## Start Records supplied

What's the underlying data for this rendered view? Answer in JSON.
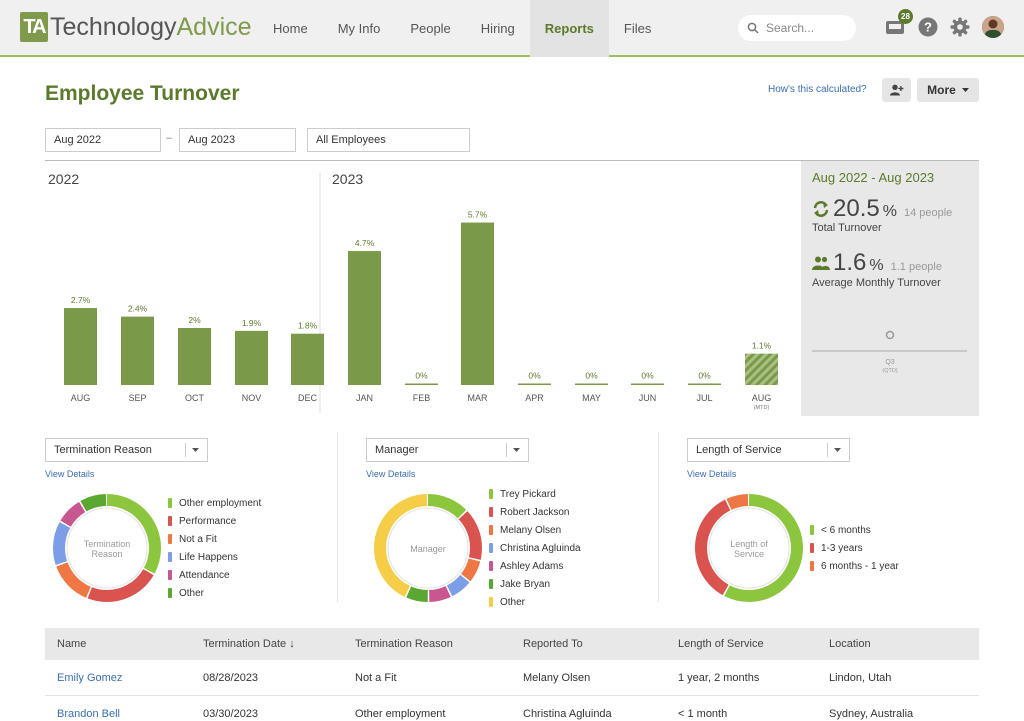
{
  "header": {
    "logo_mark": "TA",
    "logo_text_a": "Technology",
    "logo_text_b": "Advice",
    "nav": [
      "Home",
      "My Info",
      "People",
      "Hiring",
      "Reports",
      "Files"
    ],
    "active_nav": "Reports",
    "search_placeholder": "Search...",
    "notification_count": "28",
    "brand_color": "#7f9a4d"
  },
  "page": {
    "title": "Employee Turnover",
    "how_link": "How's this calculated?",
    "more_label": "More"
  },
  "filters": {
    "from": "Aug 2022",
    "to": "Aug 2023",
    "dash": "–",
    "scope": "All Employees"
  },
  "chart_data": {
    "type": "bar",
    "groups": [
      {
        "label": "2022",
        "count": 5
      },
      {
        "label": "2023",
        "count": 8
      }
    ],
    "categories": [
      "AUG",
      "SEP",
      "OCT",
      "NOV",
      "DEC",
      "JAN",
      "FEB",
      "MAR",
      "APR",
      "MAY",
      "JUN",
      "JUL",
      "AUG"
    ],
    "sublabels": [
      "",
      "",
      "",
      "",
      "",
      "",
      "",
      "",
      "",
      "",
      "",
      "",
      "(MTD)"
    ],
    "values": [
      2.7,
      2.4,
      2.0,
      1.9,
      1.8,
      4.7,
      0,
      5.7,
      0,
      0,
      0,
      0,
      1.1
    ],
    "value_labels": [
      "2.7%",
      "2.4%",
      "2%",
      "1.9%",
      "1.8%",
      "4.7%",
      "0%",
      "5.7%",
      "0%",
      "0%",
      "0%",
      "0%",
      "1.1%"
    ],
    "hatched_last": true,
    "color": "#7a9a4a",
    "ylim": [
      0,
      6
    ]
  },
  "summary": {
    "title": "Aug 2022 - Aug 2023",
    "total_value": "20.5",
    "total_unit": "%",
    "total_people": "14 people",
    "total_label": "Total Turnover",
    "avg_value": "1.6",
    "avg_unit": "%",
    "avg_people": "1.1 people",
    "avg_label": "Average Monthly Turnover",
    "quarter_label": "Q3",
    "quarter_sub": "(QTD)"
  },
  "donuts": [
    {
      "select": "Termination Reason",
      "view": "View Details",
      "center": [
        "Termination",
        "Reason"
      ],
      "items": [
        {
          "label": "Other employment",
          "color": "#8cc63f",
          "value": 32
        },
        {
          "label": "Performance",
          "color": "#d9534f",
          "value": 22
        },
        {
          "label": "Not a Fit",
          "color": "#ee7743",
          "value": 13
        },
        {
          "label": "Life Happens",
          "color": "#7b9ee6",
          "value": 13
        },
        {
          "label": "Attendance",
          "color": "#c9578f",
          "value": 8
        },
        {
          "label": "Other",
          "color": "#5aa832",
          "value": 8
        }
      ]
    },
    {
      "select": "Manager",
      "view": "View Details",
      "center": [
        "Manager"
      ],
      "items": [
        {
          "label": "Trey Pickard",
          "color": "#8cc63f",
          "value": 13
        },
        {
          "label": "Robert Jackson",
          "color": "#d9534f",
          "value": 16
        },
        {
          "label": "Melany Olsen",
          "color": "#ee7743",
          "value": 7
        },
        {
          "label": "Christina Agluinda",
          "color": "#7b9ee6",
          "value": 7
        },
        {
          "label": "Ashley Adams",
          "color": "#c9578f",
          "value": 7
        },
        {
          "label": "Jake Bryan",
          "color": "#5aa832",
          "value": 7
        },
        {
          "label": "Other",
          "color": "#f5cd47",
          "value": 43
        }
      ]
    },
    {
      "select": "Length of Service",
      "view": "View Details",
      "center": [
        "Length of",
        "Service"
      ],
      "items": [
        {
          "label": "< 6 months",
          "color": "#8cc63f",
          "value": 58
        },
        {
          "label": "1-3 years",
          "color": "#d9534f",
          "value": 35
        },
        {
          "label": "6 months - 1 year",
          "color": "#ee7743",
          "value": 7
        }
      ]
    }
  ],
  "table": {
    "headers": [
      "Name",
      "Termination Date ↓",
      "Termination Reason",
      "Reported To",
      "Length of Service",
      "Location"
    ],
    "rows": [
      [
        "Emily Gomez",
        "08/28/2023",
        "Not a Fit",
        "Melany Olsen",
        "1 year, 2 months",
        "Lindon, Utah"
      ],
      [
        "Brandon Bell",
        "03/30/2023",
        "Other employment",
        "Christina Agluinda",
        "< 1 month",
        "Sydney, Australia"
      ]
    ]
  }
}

## End Records supplied

- **What is required**
Copy out all of the material exactly as written, without its pictures.

- **Answer to this task**
What's the underlying data for this rendered view? Answer in JSON.
{
  "header": {
    "logo_mark": "TA",
    "logo_text_a": "Technology",
    "logo_text_b": "Advice",
    "nav": [
      "Home",
      "My Info",
      "People",
      "Hiring",
      "Reports",
      "Files"
    ],
    "active_nav": "Reports",
    "search_placeholder": "Search...",
    "notification_count": "28",
    "brand_color": "#7f9a4d"
  },
  "page": {
    "title": "Employee Turnover",
    "how_link": "How's this calculated?",
    "more_label": "More"
  },
  "filters": {
    "from": "Aug 2022",
    "to": "Aug 2023",
    "dash": "–",
    "scope": "All Employees"
  },
  "chart_data": {
    "type": "bar",
    "groups": [
      {
        "label": "2022",
        "count": 5
      },
      {
        "label": "2023",
        "count": 8
      }
    ],
    "categories": [
      "AUG",
      "SEP",
      "OCT",
      "NOV",
      "DEC",
      "JAN",
      "FEB",
      "MAR",
      "APR",
      "MAY",
      "JUN",
      "JUL",
      "AUG"
    ],
    "sublabels": [
      "",
      "",
      "",
      "",
      "",
      "",
      "",
      "",
      "",
      "",
      "",
      "",
      "(MTD)"
    ],
    "values": [
      2.7,
      2.4,
      2.0,
      1.9,
      1.8,
      4.7,
      0,
      5.7,
      0,
      0,
      0,
      0,
      1.1
    ],
    "value_labels": [
      "2.7%",
      "2.4%",
      "2%",
      "1.9%",
      "1.8%",
      "4.7%",
      "0%",
      "5.7%",
      "0%",
      "0%",
      "0%",
      "0%",
      "1.1%"
    ],
    "hatched_last": true,
    "color": "#7a9a4a",
    "ylim": [
      0,
      6
    ]
  },
  "summary": {
    "title": "Aug 2022 - Aug 2023",
    "total_value": "20.5",
    "total_unit": "%",
    "total_people": "14 people",
    "total_label": "Total Turnover",
    "avg_value": "1.6",
    "avg_unit": "%",
    "avg_people": "1.1 people",
    "avg_label": "Average Monthly Turnover",
    "quarter_label": "Q3",
    "quarter_sub": "(QTD)"
  },
  "donuts": [
    {
      "select": "Termination Reason",
      "view": "View Details",
      "center": [
        "Termination",
        "Reason"
      ],
      "items": [
        {
          "label": "Other employment",
          "color": "#8cc63f",
          "value": 32
        },
        {
          "label": "Performance",
          "color": "#d9534f",
          "value": 22
        },
        {
          "label": "Not a Fit",
          "color": "#ee7743",
          "value": 13
        },
        {
          "label": "Life Happens",
          "color": "#7b9ee6",
          "value": 13
        },
        {
          "label": "Attendance",
          "color": "#c9578f",
          "value": 8
        },
        {
          "label": "Other",
          "color": "#5aa832",
          "value": 8
        }
      ]
    },
    {
      "select": "Manager",
      "view": "View Details",
      "center": [
        "Manager"
      ],
      "items": [
        {
          "label": "Trey Pickard",
          "color": "#8cc63f",
          "value": 13
        },
        {
          "label": "Robert Jackson",
          "color": "#d9534f",
          "value": 16
        },
        {
          "label": "Melany Olsen",
          "color": "#ee7743",
          "value": 7
        },
        {
          "label": "Christina Agluinda",
          "color": "#7b9ee6",
          "value": 7
        },
        {
          "label": "Ashley Adams",
          "color": "#c9578f",
          "value": 7
        },
        {
          "label": "Jake Bryan",
          "color": "#5aa832",
          "value": 7
        },
        {
          "label": "Other",
          "color": "#f5cd47",
          "value": 43
        }
      ]
    },
    {
      "select": "Length of Service",
      "view": "View Details",
      "center": [
        "Length of",
        "Service"
      ],
      "items": [
        {
          "label": "< 6 months",
          "color": "#8cc63f",
          "value": 58
        },
        {
          "label": "1-3 years",
          "color": "#d9534f",
          "value": 35
        },
        {
          "label": "6 months - 1 year",
          "color": "#ee7743",
          "value": 7
        }
      ]
    }
  ],
  "table": {
    "headers": [
      "Name",
      "Termination Date ↓",
      "Termination Reason",
      "Reported To",
      "Length of Service",
      "Location"
    ],
    "rows": [
      [
        "Emily Gomez",
        "08/28/2023",
        "Not a Fit",
        "Melany Olsen",
        "1 year, 2 months",
        "Lindon, Utah"
      ],
      [
        "Brandon Bell",
        "03/30/2023",
        "Other employment",
        "Christina Agluinda",
        "< 1 month",
        "Sydney, Australia"
      ]
    ]
  }
}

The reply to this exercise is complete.